■ DESCRIPTION OF THE TASK
Every record should be written out exactly, with the pictures left out.

■ INPUT
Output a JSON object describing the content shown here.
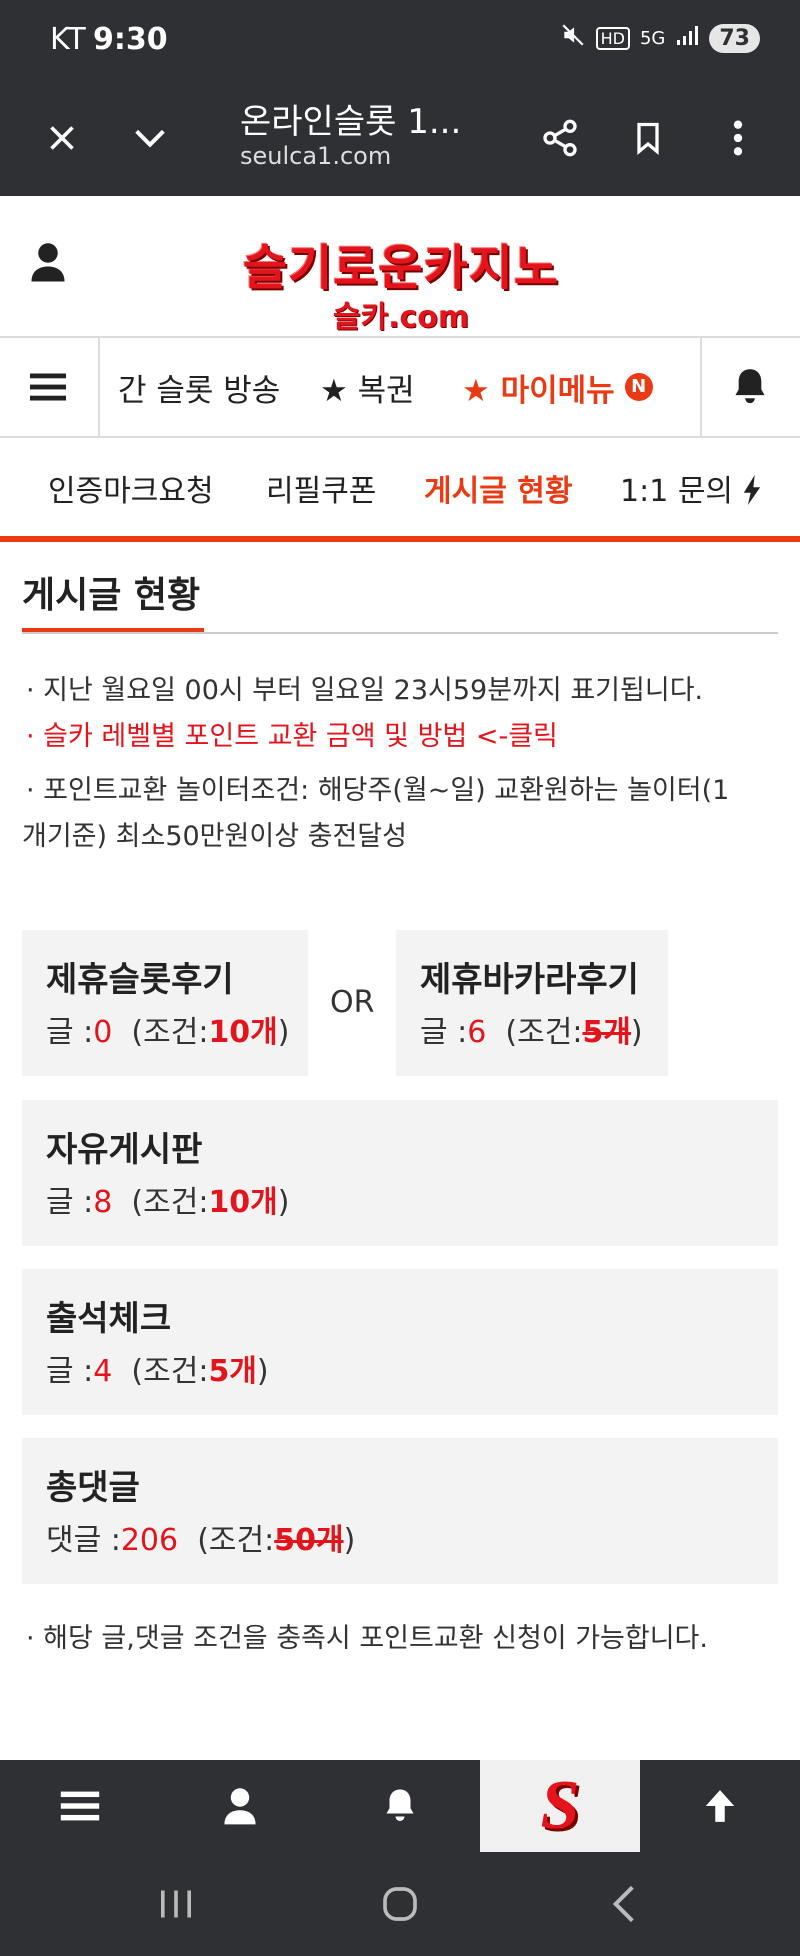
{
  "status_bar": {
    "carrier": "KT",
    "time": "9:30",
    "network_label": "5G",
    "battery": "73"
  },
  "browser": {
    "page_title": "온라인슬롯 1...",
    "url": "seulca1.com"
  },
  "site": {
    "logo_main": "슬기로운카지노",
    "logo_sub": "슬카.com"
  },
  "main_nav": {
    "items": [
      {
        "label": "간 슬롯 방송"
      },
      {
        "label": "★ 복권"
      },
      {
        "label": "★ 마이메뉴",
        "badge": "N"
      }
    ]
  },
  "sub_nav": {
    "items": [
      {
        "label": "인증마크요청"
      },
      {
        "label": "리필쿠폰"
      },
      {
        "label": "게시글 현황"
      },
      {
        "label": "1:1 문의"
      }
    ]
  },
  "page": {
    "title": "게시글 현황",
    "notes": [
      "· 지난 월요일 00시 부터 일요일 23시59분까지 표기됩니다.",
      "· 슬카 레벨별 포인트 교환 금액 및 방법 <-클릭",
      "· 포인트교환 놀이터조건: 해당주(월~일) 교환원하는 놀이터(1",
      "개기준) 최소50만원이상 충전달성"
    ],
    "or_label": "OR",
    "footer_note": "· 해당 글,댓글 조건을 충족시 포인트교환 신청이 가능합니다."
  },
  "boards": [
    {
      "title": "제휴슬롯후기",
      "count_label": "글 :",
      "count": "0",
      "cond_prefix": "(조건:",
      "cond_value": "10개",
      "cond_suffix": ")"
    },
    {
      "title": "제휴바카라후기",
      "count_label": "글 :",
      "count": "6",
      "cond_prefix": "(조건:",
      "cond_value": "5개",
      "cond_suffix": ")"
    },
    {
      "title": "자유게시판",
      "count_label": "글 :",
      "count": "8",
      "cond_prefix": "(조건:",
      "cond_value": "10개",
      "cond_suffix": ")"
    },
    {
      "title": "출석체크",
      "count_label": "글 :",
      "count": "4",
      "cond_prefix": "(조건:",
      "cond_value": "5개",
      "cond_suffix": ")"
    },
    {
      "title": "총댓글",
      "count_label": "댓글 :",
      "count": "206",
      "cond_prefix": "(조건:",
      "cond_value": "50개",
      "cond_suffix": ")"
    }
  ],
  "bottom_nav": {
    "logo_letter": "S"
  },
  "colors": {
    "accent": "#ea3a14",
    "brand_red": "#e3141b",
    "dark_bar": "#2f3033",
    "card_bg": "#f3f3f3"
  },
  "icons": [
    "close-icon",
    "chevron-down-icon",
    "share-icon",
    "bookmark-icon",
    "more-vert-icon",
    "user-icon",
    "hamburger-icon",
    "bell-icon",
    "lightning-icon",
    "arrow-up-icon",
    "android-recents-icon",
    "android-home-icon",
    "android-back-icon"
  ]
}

■ CORRECT RESULT
Output a JSON object describing the content shown here.
{
  "status_bar": {
    "carrier": "KT",
    "time": "9:30",
    "network_label": "5G",
    "battery": "73"
  },
  "browser": {
    "page_title": "온라인슬롯 1...",
    "url": "seulca1.com"
  },
  "site": {
    "logo_main": "슬기로운카지노",
    "logo_sub": "슬카.com"
  },
  "main_nav": {
    "items": [
      {
        "label": "간 슬롯 방송"
      },
      {
        "label": "★ 복권"
      },
      {
        "label": "★ 마이메뉴",
        "badge": "N"
      }
    ]
  },
  "sub_nav": {
    "items": [
      {
        "label": "인증마크요청"
      },
      {
        "label": "리필쿠폰"
      },
      {
        "label": "게시글 현황"
      },
      {
        "label": "1:1 문의"
      }
    ]
  },
  "page": {
    "title": "게시글 현황",
    "notes": [
      "· 지난 월요일 00시 부터 일요일 23시59분까지 표기됩니다.",
      "· 슬카 레벨별 포인트 교환 금액 및 방법 <-클릭",
      "· 포인트교환 놀이터조건: 해당주(월~일) 교환원하는 놀이터(1",
      "개기준) 최소50만원이상 충전달성"
    ],
    "or_label": "OR",
    "footer_note": "· 해당 글,댓글 조건을 충족시 포인트교환 신청이 가능합니다."
  },
  "boards": [
    {
      "title": "제휴슬롯후기",
      "count_label": "글 :",
      "count": "0",
      "cond_prefix": "(조건:",
      "cond_value": "10개",
      "cond_suffix": ")"
    },
    {
      "title": "제휴바카라후기",
      "count_label": "글 :",
      "count": "6",
      "cond_prefix": "(조건:",
      "cond_value": "5개",
      "cond_suffix": ")"
    },
    {
      "title": "자유게시판",
      "count_label": "글 :",
      "count": "8",
      "cond_prefix": "(조건:",
      "cond_value": "10개",
      "cond_suffix": ")"
    },
    {
      "title": "출석체크",
      "count_label": "글 :",
      "count": "4",
      "cond_prefix": "(조건:",
      "cond_value": "5개",
      "cond_suffix": ")"
    },
    {
      "title": "총댓글",
      "count_label": "댓글 :",
      "count": "206",
      "cond_prefix": "(조건:",
      "cond_value": "50개",
      "cond_suffix": ")"
    }
  ],
  "bottom_nav": {
    "logo_letter": "S"
  },
  "colors": {
    "accent": "#ea3a14",
    "brand_red": "#e3141b",
    "dark_bar": "#2f3033",
    "card_bg": "#f3f3f3"
  },
  "icons": [
    "close-icon",
    "chevron-down-icon",
    "share-icon",
    "bookmark-icon",
    "more-vert-icon",
    "user-icon",
    "hamburger-icon",
    "bell-icon",
    "lightning-icon",
    "arrow-up-icon",
    "android-recents-icon",
    "android-home-icon",
    "android-back-icon"
  ]
}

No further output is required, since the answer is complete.